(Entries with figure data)
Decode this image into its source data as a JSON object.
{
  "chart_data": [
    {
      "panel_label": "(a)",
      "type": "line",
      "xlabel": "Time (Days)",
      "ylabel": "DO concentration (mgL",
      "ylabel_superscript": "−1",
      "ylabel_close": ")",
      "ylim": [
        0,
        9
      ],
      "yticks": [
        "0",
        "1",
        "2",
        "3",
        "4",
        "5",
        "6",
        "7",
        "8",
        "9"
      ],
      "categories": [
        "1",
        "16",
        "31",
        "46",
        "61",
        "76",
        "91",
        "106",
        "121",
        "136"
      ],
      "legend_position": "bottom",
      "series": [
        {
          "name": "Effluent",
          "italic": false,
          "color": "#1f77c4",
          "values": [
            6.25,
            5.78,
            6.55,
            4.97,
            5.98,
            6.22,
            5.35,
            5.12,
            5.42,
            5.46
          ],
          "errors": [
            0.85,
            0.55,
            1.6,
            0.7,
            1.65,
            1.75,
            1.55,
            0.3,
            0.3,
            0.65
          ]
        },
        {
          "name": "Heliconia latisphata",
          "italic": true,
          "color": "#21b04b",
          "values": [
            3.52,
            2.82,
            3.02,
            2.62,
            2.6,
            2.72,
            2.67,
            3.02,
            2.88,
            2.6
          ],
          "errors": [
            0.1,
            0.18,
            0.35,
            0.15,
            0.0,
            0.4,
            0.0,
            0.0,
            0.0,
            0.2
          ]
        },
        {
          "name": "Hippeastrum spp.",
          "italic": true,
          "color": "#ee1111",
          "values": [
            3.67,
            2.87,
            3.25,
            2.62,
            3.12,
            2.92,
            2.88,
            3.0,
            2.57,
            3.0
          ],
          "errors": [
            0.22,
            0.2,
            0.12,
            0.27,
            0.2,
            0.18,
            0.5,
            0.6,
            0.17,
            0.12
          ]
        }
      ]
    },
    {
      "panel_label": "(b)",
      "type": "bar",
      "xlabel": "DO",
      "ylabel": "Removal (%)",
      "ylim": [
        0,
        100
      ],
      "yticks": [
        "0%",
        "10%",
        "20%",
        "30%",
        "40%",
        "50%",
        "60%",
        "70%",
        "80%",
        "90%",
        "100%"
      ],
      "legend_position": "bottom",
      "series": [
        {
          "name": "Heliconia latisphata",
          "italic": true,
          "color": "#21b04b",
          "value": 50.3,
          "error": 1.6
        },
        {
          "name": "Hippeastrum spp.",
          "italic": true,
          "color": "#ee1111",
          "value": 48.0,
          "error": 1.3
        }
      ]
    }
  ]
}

◆ TASK INSTRUCTIONS: Give back all the records exactly as they stand.

◆ WORKED SOLUTION:
Decode this image into its source data as a JSON object.
{
  "chart_data": [
    {
      "panel_label": "(a)",
      "type": "line",
      "xlabel": "Time (Days)",
      "ylabel": "DO concentration (mgL",
      "ylabel_superscript": "−1",
      "ylabel_close": ")",
      "ylim": [
        0,
        9
      ],
      "yticks": [
        "0",
        "1",
        "2",
        "3",
        "4",
        "5",
        "6",
        "7",
        "8",
        "9"
      ],
      "categories": [
        "1",
        "16",
        "31",
        "46",
        "61",
        "76",
        "91",
        "106",
        "121",
        "136"
      ],
      "legend_position": "bottom",
      "series": [
        {
          "name": "Effluent",
          "italic": false,
          "color": "#1f77c4",
          "values": [
            6.25,
            5.78,
            6.55,
            4.97,
            5.98,
            6.22,
            5.35,
            5.12,
            5.42,
            5.46
          ],
          "errors": [
            0.85,
            0.55,
            1.6,
            0.7,
            1.65,
            1.75,
            1.55,
            0.3,
            0.3,
            0.65
          ]
        },
        {
          "name": "Heliconia latisphata",
          "italic": true,
          "color": "#21b04b",
          "values": [
            3.52,
            2.82,
            3.02,
            2.62,
            2.6,
            2.72,
            2.67,
            3.02,
            2.88,
            2.6
          ],
          "errors": [
            0.1,
            0.18,
            0.35,
            0.15,
            0.0,
            0.4,
            0.0,
            0.0,
            0.0,
            0.2
          ]
        },
        {
          "name": "Hippeastrum spp.",
          "italic": true,
          "color": "#ee1111",
          "values": [
            3.67,
            2.87,
            3.25,
            2.62,
            3.12,
            2.92,
            2.88,
            3.0,
            2.57,
            3.0
          ],
          "errors": [
            0.22,
            0.2,
            0.12,
            0.27,
            0.2,
            0.18,
            0.5,
            0.6,
            0.17,
            0.12
          ]
        }
      ]
    },
    {
      "panel_label": "(b)",
      "type": "bar",
      "xlabel": "DO",
      "ylabel": "Removal (%)",
      "ylim": [
        0,
        100
      ],
      "yticks": [
        "0%",
        "10%",
        "20%",
        "30%",
        "40%",
        "50%",
        "60%",
        "70%",
        "80%",
        "90%",
        "100%"
      ],
      "legend_position": "bottom",
      "series": [
        {
          "name": "Heliconia latisphata",
          "italic": true,
          "color": "#21b04b",
          "value": 50.3,
          "error": 1.6
        },
        {
          "name": "Hippeastrum spp.",
          "italic": true,
          "color": "#ee1111",
          "value": 48.0,
          "error": 1.3
        }
      ]
    }
  ]
}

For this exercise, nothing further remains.